• _PROBLEM TO SOLVE_
All records below must be retyped exactly.

— start DATA SUPPLIED —

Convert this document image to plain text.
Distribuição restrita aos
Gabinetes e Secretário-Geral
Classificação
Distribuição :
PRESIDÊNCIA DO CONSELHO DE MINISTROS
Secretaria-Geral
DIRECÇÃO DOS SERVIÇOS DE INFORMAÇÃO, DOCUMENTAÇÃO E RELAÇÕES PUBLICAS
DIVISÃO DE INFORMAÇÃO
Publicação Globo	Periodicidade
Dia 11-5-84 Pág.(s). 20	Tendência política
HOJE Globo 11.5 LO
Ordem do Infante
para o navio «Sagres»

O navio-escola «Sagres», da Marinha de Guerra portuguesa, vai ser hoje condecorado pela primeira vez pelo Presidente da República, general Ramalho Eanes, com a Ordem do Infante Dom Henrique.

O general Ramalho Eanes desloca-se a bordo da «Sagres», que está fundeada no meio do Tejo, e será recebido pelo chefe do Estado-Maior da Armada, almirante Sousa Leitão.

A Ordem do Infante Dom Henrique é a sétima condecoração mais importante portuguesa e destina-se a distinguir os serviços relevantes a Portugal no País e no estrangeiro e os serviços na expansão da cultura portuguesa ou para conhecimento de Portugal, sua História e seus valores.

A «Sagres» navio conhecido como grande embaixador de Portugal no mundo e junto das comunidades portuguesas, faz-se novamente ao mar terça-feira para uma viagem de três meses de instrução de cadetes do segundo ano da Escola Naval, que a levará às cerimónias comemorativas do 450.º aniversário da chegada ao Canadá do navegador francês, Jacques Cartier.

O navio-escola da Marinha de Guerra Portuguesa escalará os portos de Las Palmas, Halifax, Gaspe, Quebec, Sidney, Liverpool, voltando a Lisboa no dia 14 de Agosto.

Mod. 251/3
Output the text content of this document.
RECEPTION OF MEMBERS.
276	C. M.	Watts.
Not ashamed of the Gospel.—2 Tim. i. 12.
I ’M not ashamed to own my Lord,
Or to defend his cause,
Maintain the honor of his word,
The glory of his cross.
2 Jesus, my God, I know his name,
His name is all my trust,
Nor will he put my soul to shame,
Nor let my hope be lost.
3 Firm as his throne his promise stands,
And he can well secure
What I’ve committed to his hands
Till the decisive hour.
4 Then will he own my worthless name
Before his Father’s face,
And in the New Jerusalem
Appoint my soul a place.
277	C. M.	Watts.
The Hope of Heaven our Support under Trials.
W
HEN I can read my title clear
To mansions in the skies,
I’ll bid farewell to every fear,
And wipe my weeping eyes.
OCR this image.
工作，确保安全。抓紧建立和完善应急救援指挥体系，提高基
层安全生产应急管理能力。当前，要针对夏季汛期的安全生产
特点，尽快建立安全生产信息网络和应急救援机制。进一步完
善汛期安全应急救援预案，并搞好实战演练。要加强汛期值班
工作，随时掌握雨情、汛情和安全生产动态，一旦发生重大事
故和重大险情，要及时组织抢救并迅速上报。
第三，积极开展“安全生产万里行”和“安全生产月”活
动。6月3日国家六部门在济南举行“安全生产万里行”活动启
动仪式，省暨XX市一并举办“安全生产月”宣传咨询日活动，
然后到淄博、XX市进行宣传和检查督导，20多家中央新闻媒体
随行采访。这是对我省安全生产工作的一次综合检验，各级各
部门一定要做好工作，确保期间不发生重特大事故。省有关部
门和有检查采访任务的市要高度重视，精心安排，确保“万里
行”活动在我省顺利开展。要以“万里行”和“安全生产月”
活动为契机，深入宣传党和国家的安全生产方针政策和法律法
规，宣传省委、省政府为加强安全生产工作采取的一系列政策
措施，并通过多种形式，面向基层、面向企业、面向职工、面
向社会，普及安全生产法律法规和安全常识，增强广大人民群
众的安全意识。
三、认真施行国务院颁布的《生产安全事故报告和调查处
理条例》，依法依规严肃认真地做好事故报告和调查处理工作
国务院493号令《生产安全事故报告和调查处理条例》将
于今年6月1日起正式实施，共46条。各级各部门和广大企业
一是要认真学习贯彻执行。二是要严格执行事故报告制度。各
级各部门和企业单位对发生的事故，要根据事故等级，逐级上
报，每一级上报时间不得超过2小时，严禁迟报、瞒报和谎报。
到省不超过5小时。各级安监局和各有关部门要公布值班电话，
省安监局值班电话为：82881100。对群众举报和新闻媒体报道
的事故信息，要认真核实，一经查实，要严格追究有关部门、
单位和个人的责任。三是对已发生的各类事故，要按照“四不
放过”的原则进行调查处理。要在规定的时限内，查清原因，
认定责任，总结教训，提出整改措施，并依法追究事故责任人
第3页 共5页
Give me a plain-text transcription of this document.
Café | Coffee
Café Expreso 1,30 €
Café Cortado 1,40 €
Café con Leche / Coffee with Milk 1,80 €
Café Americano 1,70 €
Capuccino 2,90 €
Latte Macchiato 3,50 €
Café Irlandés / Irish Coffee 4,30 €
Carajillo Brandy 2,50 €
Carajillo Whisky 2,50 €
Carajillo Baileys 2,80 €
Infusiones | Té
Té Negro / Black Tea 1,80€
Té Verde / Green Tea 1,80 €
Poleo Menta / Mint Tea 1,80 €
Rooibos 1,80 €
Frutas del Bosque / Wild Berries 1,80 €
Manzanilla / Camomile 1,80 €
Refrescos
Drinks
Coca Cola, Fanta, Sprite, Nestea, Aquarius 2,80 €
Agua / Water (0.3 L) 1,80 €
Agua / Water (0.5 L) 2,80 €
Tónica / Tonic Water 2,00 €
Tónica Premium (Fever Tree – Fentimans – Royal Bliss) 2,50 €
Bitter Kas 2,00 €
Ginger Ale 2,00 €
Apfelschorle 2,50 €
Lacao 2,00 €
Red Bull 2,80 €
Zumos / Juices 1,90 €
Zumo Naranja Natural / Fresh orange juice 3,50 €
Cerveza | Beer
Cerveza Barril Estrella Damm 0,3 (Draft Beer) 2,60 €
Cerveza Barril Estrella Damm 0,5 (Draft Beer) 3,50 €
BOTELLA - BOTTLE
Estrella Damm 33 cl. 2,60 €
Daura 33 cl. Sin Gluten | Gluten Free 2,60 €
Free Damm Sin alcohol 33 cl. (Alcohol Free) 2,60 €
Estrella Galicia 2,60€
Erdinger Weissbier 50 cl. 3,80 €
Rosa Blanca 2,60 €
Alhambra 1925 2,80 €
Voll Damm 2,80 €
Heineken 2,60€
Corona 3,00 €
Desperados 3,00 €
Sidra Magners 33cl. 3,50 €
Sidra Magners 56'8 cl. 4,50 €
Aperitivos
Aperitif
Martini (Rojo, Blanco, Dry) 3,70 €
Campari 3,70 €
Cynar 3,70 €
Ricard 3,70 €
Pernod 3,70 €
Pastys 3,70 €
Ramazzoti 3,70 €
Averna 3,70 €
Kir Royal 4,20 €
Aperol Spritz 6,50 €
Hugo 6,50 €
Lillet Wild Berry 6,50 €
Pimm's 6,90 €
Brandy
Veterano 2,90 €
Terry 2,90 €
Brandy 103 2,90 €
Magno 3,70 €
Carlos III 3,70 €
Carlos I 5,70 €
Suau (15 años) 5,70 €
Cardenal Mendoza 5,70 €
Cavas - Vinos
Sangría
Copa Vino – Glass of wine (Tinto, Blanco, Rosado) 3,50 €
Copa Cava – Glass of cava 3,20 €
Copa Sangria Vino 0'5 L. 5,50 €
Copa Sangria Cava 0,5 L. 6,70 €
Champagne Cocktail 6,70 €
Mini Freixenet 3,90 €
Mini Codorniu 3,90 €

— end DATA SUPPLIED —

• _RESPONSE FOR THIS EXERCISE_
Convert this document image to plain text.
Distribuição restrita aos
Gabinetes e Secretário-Geral
Classificação
Distribuição :
PRESIDÊNCIA DO CONSELHO DE MINISTROS
Secretaria-Geral
DIRECÇÃO DOS SERVIÇOS DE INFORMAÇÃO, DOCUMENTAÇÃO E RELAÇÕES PUBLICAS
DIVISÃO DE INFORMAÇÃO
Publicação Globo	Periodicidade
Dia 11-5-84 Pág.(s). 20	Tendência política
HOJE Globo 11.5 LO
Ordem do Infante
para o navio «Sagres»

O navio-escola «Sagres», da Marinha de Guerra portuguesa, vai ser hoje condecorado pela primeira vez pelo Presidente da República, general Ramalho Eanes, com a Ordem do Infante Dom Henrique.

O general Ramalho Eanes desloca-se a bordo da «Sagres», que está fundeada no meio do Tejo, e será recebido pelo chefe do Estado-Maior da Armada, almirante Sousa Leitão.

A Ordem do Infante Dom Henrique é a sétima condecoração mais importante portuguesa e destina-se a distinguir os serviços relevantes a Portugal no País e no estrangeiro e os serviços na expansão da cultura portuguesa ou para conhecimento de Portugal, sua História e seus valores.

A «Sagres» navio conhecido como grande embaixador de Portugal no mundo e junto das comunidades portuguesas, faz-se novamente ao mar terça-feira para uma viagem de três meses de instrução de cadetes do segundo ano da Escola Naval, que a levará às cerimónias comemorativas do 450.º aniversário da chegada ao Canadá do navegador francês, Jacques Cartier.

O navio-escola da Marinha de Guerra Portuguesa escalará os portos de Las Palmas, Halifax, Gaspe, Quebec, Sidney, Liverpool, voltando a Lisboa no dia 14 de Agosto.

Mod. 251/3
Output the text content of this document.
RECEPTION OF MEMBERS.
276	C. M.	Watts.
Not ashamed of the Gospel.—2 Tim. i. 12.
I ’M not ashamed to own my Lord,
Or to defend his cause,
Maintain the honor of his word,
The glory of his cross.
2 Jesus, my God, I know his name,
His name is all my trust,
Nor will he put my soul to shame,
Nor let my hope be lost.
3 Firm as his throne his promise stands,
And he can well secure
What I’ve committed to his hands
Till the decisive hour.
4 Then will he own my worthless name
Before his Father’s face,
And in the New Jerusalem
Appoint my soul a place.
277	C. M.	Watts.
The Hope of Heaven our Support under Trials.
W
HEN I can read my title clear
To mansions in the skies,
I’ll bid farewell to every fear,
And wipe my weeping eyes.
OCR this image.
工作，确保安全。抓紧建立和完善应急救援指挥体系，提高基
层安全生产应急管理能力。当前，要针对夏季汛期的安全生产
特点，尽快建立安全生产信息网络和应急救援机制。进一步完
善汛期安全应急救援预案，并搞好实战演练。要加强汛期值班
工作，随时掌握雨情、汛情和安全生产动态，一旦发生重大事
故和重大险情，要及时组织抢救并迅速上报。
第三，积极开展“安全生产万里行”和“安全生产月”活
动。6月3日国家六部门在济南举行“安全生产万里行”活动启
动仪式，省暨XX市一并举办“安全生产月”宣传咨询日活动，
然后到淄博、XX市进行宣传和检查督导，20多家中央新闻媒体
随行采访。这是对我省安全生产工作的一次综合检验，各级各
部门一定要做好工作，确保期间不发生重特大事故。省有关部
门和有检查采访任务的市要高度重视，精心安排，确保“万里
行”活动在我省顺利开展。要以“万里行”和“安全生产月”
活动为契机，深入宣传党和国家的安全生产方针政策和法律法
规，宣传省委、省政府为加强安全生产工作采取的一系列政策
措施，并通过多种形式，面向基层、面向企业、面向职工、面
向社会，普及安全生产法律法规和安全常识，增强广大人民群
众的安全意识。
三、认真施行国务院颁布的《生产安全事故报告和调查处
理条例》，依法依规严肃认真地做好事故报告和调查处理工作
国务院493号令《生产安全事故报告和调查处理条例》将
于今年6月1日起正式实施，共46条。各级各部门和广大企业
一是要认真学习贯彻执行。二是要严格执行事故报告制度。各
级各部门和企业单位对发生的事故，要根据事故等级，逐级上
报，每一级上报时间不得超过2小时，严禁迟报、瞒报和谎报。
到省不超过5小时。各级安监局和各有关部门要公布值班电话，
省安监局值班电话为：82881100。对群众举报和新闻媒体报道
的事故信息，要认真核实，一经查实，要严格追究有关部门、
单位和个人的责任。三是对已发生的各类事故，要按照“四不
放过”的原则进行调查处理。要在规定的时限内，查清原因，
认定责任，总结教训，提出整改措施，并依法追究事故责任人
第3页 共5页
Give me a plain-text transcription of this document.
Café | Coffee
Café Expreso 1,30 €
Café Cortado 1,40 €
Café con Leche / Coffee with Milk 1,80 €
Café Americano 1,70 €
Capuccino 2,90 €
Latte Macchiato 3,50 €
Café Irlandés / Irish Coffee 4,30 €
Carajillo Brandy 2,50 €
Carajillo Whisky 2,50 €
Carajillo Baileys 2,80 €
Infusiones | Té
Té Negro / Black Tea 1,80€
Té Verde / Green Tea 1,80 €
Poleo Menta / Mint Tea 1,80 €
Rooibos 1,80 €
Frutas del Bosque / Wild Berries 1,80 €
Manzanilla / Camomile 1,80 €
Refrescos
Drinks
Coca Cola, Fanta, Sprite, Nestea, Aquarius 2,80 €
Agua / Water (0.3 L) 1,80 €
Agua / Water (0.5 L) 2,80 €
Tónica / Tonic Water 2,00 €
Tónica Premium (Fever Tree – Fentimans – Royal Bliss) 2,50 €
Bitter Kas 2,00 €
Ginger Ale 2,00 €
Apfelschorle 2,50 €
Lacao 2,00 €
Red Bull 2,80 €
Zumos / Juices 1,90 €
Zumo Naranja Natural / Fresh orange juice 3,50 €
Cerveza | Beer
Cerveza Barril Estrella Damm 0,3 (Draft Beer) 2,60 €
Cerveza Barril Estrella Damm 0,5 (Draft Beer) 3,50 €
BOTELLA - BOTTLE
Estrella Damm 33 cl. 2,60 €
Daura 33 cl. Sin Gluten | Gluten Free 2,60 €
Free Damm Sin alcohol 33 cl. (Alcohol Free) 2,60 €
Estrella Galicia 2,60€
Erdinger Weissbier 50 cl. 3,80 €
Rosa Blanca 2,60 €
Alhambra 1925 2,80 €
Voll Damm 2,80 €
Heineken 2,60€
Corona 3,00 €
Desperados 3,00 €
Sidra Magners 33cl. 3,50 €
Sidra Magners 56'8 cl. 4,50 €
Aperitivos
Aperitif
Martini (Rojo, Blanco, Dry) 3,70 €
Campari 3,70 €
Cynar 3,70 €
Ricard 3,70 €
Pernod 3,70 €
Pastys 3,70 €
Ramazzoti 3,70 €
Averna 3,70 €
Kir Royal 4,20 €
Aperol Spritz 6,50 €
Hugo 6,50 €
Lillet Wild Berry 6,50 €
Pimm's 6,90 €
Brandy
Veterano 2,90 €
Terry 2,90 €
Brandy 103 2,90 €
Magno 3,70 €
Carlos III 3,70 €
Carlos I 5,70 €
Suau (15 años) 5,70 €
Cardenal Mendoza 5,70 €
Cavas - Vinos
Sangría
Copa Vino – Glass of wine (Tinto, Blanco, Rosado) 3,50 €
Copa Cava – Glass of cava 3,20 €
Copa Sangria Vino 0'5 L. 5,50 €
Copa Sangria Cava 0,5 L. 6,70 €
Champagne Cocktail 6,70 €
Mini Freixenet 3,90 €
Mini Codorniu 3,90 €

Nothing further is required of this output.